** The task **
Keep every line where the word "acumulan" appears; drop the rest.

* * *

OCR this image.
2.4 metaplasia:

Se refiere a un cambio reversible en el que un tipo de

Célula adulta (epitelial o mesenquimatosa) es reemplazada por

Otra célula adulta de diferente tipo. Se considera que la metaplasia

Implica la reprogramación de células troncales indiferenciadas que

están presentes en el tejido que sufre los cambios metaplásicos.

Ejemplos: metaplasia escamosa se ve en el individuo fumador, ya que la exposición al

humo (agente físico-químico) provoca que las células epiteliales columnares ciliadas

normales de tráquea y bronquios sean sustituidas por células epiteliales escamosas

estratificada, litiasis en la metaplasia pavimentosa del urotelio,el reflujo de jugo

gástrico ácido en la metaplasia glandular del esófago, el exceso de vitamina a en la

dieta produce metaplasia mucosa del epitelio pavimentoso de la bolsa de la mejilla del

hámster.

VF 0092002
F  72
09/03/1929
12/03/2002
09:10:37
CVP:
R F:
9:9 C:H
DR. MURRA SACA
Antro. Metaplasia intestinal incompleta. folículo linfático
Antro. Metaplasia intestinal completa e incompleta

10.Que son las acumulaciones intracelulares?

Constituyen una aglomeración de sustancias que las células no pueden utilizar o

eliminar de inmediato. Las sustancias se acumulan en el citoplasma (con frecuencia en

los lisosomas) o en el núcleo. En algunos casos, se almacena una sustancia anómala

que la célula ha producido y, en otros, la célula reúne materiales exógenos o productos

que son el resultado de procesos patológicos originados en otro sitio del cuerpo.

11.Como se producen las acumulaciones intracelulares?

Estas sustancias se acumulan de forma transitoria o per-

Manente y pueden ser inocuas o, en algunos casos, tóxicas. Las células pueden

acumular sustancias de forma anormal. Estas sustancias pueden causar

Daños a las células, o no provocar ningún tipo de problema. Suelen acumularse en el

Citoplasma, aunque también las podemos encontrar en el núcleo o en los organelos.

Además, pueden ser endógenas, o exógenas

* * *

** Completed task **
eliminar de inmediato. Las sustancias se acumulan en el citoplasma (con frecuencia en
Estas sustancias se acumulan de forma transitoria o per-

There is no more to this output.